▶ **Exercise aim**: Find each line with "type" and copy it.

---- Data lines

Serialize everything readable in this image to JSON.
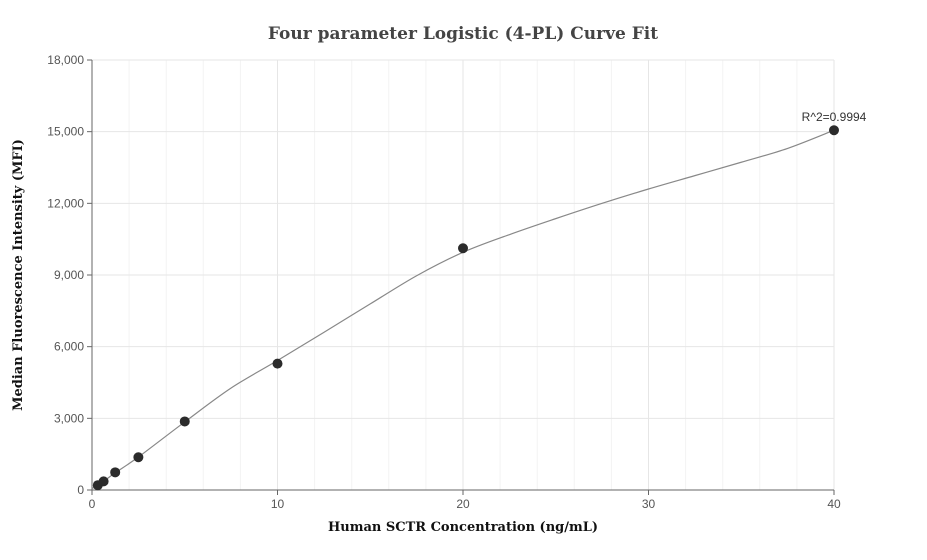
{
  "chart_data": {
    "type": "scatter",
    "title": "Four parameter Logistic (4-PL) Curve Fit",
    "xlabel": "Human SCTR Concentration (ng/mL)",
    "ylabel": "Median Fluorescence Intensity (MFI)",
    "xlim": [
      0,
      40
    ],
    "ylim": [
      0,
      18000
    ],
    "x_ticks": [
      0,
      10,
      20,
      30,
      40
    ],
    "x_tick_labels": [
      "0",
      "10",
      "20",
      "30",
      "40"
    ],
    "y_ticks": [
      0,
      3000,
      6000,
      9000,
      12000,
      15000,
      18000
    ],
    "y_tick_labels": [
      "0",
      "3,000",
      "6,000",
      "9,000",
      "12,000",
      "15,000",
      "18,000"
    ],
    "grid": true,
    "series": [
      {
        "type": "scatter",
        "x": [
          0.3125,
          0.625,
          1.25,
          2.5,
          5,
          10,
          20,
          40
        ],
        "y": [
          200,
          360,
          740,
          1370,
          2870,
          5290,
          10120,
          15060
        ]
      },
      {
        "type": "line",
        "x": [
          0,
          0.3125,
          0.625,
          1.25,
          2.5,
          5,
          7.5,
          10,
          12.5,
          15,
          17.5,
          20,
          22.5,
          25,
          27.5,
          30,
          32.5,
          35,
          37.5,
          40
        ],
        "y": [
          60,
          200,
          360,
          720,
          1380,
          2850,
          4270,
          5420,
          6600,
          7790,
          8970,
          9950,
          10690,
          11360,
          12000,
          12600,
          13160,
          13720,
          14300,
          15060
        ]
      }
    ],
    "annotations": [
      {
        "text": "R^2=0.9994",
        "x": 40,
        "y": 15060
      }
    ],
    "colors": {
      "marker": "#2b2b2b",
      "line": "#888888",
      "grid": "#e6e6e6",
      "axis": "#666666"
    }
  }
}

--------

▶ **Response**:
    "type": "scatter",
        "type": "scatter",
        "type": "line",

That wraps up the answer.